Records that describe figures:
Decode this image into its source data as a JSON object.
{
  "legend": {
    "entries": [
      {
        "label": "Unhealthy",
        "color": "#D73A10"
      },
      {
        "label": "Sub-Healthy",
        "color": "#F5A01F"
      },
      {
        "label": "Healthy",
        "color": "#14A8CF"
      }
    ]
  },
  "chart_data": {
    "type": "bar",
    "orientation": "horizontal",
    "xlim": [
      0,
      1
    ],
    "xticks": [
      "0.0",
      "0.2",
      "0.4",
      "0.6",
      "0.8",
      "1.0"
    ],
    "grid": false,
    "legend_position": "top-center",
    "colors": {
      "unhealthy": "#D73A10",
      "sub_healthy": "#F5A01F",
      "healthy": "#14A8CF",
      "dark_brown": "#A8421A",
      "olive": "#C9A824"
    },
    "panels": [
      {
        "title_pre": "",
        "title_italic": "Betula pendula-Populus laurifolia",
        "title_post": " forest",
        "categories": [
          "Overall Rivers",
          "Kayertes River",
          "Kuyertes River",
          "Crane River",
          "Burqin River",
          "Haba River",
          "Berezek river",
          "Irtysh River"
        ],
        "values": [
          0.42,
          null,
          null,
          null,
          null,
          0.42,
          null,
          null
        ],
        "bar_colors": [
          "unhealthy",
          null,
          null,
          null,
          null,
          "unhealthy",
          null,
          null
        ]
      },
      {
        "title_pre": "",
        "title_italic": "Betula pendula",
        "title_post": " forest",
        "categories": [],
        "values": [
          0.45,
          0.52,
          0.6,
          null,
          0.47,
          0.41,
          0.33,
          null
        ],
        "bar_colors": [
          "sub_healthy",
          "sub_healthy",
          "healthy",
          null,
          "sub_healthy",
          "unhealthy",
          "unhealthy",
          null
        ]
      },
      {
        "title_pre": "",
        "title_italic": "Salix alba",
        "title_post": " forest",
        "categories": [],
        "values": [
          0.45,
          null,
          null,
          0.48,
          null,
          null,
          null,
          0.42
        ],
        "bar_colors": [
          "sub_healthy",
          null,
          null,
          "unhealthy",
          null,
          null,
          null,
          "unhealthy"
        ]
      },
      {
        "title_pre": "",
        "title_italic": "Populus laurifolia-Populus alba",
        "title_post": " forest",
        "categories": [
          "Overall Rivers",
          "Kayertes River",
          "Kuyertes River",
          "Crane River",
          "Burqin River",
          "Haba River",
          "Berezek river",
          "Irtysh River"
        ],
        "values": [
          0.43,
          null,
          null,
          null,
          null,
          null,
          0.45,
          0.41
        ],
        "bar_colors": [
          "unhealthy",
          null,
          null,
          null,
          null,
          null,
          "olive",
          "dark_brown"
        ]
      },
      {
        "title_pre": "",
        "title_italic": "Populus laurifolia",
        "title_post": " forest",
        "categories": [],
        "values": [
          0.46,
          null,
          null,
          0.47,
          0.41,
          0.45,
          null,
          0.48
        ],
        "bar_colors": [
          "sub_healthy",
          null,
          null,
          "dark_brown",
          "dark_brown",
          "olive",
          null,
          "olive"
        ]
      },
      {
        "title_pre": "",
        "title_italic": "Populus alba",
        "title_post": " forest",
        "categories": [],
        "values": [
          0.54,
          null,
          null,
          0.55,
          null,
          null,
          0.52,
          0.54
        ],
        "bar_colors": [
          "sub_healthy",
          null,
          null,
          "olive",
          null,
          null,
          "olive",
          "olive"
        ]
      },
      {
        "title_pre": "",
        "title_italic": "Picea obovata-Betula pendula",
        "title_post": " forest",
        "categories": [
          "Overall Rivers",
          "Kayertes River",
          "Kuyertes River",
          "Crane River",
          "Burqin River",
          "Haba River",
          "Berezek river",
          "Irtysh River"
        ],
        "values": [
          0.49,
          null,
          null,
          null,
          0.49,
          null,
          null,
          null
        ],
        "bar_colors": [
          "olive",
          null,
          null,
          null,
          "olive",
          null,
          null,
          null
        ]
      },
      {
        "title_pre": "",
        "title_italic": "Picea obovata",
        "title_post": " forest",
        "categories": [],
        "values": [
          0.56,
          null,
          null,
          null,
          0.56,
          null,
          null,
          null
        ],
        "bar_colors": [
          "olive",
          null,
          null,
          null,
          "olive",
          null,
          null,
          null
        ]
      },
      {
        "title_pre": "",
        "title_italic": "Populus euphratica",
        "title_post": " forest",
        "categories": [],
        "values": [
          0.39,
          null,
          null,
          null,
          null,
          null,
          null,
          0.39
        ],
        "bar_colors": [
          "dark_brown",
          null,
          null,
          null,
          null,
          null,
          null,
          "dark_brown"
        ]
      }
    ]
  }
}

What you have to do:
Set all of the records down again, exactly as they stand.

Output:
Decode this image into its source data as a JSON object.
{
  "legend": {
    "entries": [
      {
        "label": "Unhealthy",
        "color": "#D73A10"
      },
      {
        "label": "Sub-Healthy",
        "color": "#F5A01F"
      },
      {
        "label": "Healthy",
        "color": "#14A8CF"
      }
    ]
  },
  "chart_data": {
    "type": "bar",
    "orientation": "horizontal",
    "xlim": [
      0,
      1
    ],
    "xticks": [
      "0.0",
      "0.2",
      "0.4",
      "0.6",
      "0.8",
      "1.0"
    ],
    "grid": false,
    "legend_position": "top-center",
    "colors": {
      "unhealthy": "#D73A10",
      "sub_healthy": "#F5A01F",
      "healthy": "#14A8CF",
      "dark_brown": "#A8421A",
      "olive": "#C9A824"
    },
    "panels": [
      {
        "title_pre": "",
        "title_italic": "Betula pendula-Populus laurifolia",
        "title_post": " forest",
        "categories": [
          "Overall Rivers",
          "Kayertes River",
          "Kuyertes River",
          "Crane River",
          "Burqin River",
          "Haba River",
          "Berezek river",
          "Irtysh River"
        ],
        "values": [
          0.42,
          null,
          null,
          null,
          null,
          0.42,
          null,
          null
        ],
        "bar_colors": [
          "unhealthy",
          null,
          null,
          null,
          null,
          "unhealthy",
          null,
          null
        ]
      },
      {
        "title_pre": "",
        "title_italic": "Betula pendula",
        "title_post": " forest",
        "categories": [],
        "values": [
          0.45,
          0.52,
          0.6,
          null,
          0.47,
          0.41,
          0.33,
          null
        ],
        "bar_colors": [
          "sub_healthy",
          "sub_healthy",
          "healthy",
          null,
          "sub_healthy",
          "unhealthy",
          "unhealthy",
          null
        ]
      },
      {
        "title_pre": "",
        "title_italic": "Salix alba",
        "title_post": " forest",
        "categories": [],
        "values": [
          0.45,
          null,
          null,
          0.48,
          null,
          null,
          null,
          0.42
        ],
        "bar_colors": [
          "sub_healthy",
          null,
          null,
          "unhealthy",
          null,
          null,
          null,
          "unhealthy"
        ]
      },
      {
        "title_pre": "",
        "title_italic": "Populus laurifolia-Populus alba",
        "title_post": " forest",
        "categories": [
          "Overall Rivers",
          "Kayertes River",
          "Kuyertes River",
          "Crane River",
          "Burqin River",
          "Haba River",
          "Berezek river",
          "Irtysh River"
        ],
        "values": [
          0.43,
          null,
          null,
          null,
          null,
          null,
          0.45,
          0.41
        ],
        "bar_colors": [
          "unhealthy",
          null,
          null,
          null,
          null,
          null,
          "olive",
          "dark_brown"
        ]
      },
      {
        "title_pre": "",
        "title_italic": "Populus laurifolia",
        "title_post": " forest",
        "categories": [],
        "values": [
          0.46,
          null,
          null,
          0.47,
          0.41,
          0.45,
          null,
          0.48
        ],
        "bar_colors": [
          "sub_healthy",
          null,
          null,
          "dark_brown",
          "dark_brown",
          "olive",
          null,
          "olive"
        ]
      },
      {
        "title_pre": "",
        "title_italic": "Populus alba",
        "title_post": " forest",
        "categories": [],
        "values": [
          0.54,
          null,
          null,
          0.55,
          null,
          null,
          0.52,
          0.54
        ],
        "bar_colors": [
          "sub_healthy",
          null,
          null,
          "olive",
          null,
          null,
          "olive",
          "olive"
        ]
      },
      {
        "title_pre": "",
        "title_italic": "Picea obovata-Betula pendula",
        "title_post": " forest",
        "categories": [
          "Overall Rivers",
          "Kayertes River",
          "Kuyertes River",
          "Crane River",
          "Burqin River",
          "Haba River",
          "Berezek river",
          "Irtysh River"
        ],
        "values": [
          0.49,
          null,
          null,
          null,
          0.49,
          null,
          null,
          null
        ],
        "bar_colors": [
          "olive",
          null,
          null,
          null,
          "olive",
          null,
          null,
          null
        ]
      },
      {
        "title_pre": "",
        "title_italic": "Picea obovata",
        "title_post": " forest",
        "categories": [],
        "values": [
          0.56,
          null,
          null,
          null,
          0.56,
          null,
          null,
          null
        ],
        "bar_colors": [
          "olive",
          null,
          null,
          null,
          "olive",
          null,
          null,
          null
        ]
      },
      {
        "title_pre": "",
        "title_italic": "Populus euphratica",
        "title_post": " forest",
        "categories": [],
        "values": [
          0.39,
          null,
          null,
          null,
          null,
          null,
          null,
          0.39
        ],
        "bar_colors": [
          "dark_brown",
          null,
          null,
          null,
          null,
          null,
          null,
          "dark_brown"
        ]
      }
    ]
  }
}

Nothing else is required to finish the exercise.